** DIRECTIONS **
Set down each entry from the block beneath, exactly as written.

Dataset entries on figures
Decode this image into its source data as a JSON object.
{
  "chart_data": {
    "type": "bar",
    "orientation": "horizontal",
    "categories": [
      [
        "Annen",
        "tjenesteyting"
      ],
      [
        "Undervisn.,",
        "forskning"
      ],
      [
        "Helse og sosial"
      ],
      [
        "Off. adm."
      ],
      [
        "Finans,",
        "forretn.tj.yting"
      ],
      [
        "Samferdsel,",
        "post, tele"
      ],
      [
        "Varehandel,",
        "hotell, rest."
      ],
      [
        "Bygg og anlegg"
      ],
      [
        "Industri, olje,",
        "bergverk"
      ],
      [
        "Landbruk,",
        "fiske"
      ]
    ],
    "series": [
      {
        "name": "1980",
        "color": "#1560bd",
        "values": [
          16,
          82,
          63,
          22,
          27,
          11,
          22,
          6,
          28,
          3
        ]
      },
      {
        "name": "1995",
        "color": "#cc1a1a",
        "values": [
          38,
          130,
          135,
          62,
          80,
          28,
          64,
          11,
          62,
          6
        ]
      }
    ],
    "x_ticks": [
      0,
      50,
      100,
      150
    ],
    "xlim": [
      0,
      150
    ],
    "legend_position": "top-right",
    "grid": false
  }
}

** TASK OUTPUT **
Decode this image into its source data as a JSON object.
{
  "chart_data": {
    "type": "bar",
    "orientation": "horizontal",
    "categories": [
      [
        "Annen",
        "tjenesteyting"
      ],
      [
        "Undervisn.,",
        "forskning"
      ],
      [
        "Helse og sosial"
      ],
      [
        "Off. adm."
      ],
      [
        "Finans,",
        "forretn.tj.yting"
      ],
      [
        "Samferdsel,",
        "post, tele"
      ],
      [
        "Varehandel,",
        "hotell, rest."
      ],
      [
        "Bygg og anlegg"
      ],
      [
        "Industri, olje,",
        "bergverk"
      ],
      [
        "Landbruk,",
        "fiske"
      ]
    ],
    "series": [
      {
        "name": "1980",
        "color": "#1560bd",
        "values": [
          16,
          82,
          63,
          22,
          27,
          11,
          22,
          6,
          28,
          3
        ]
      },
      {
        "name": "1995",
        "color": "#cc1a1a",
        "values": [
          38,
          130,
          135,
          62,
          80,
          28,
          64,
          11,
          62,
          6
        ]
      }
    ],
    "x_ticks": [
      0,
      50,
      100,
      150
    ],
    "xlim": [
      0,
      150
    ],
    "legend_position": "top-right",
    "grid": false
  }
}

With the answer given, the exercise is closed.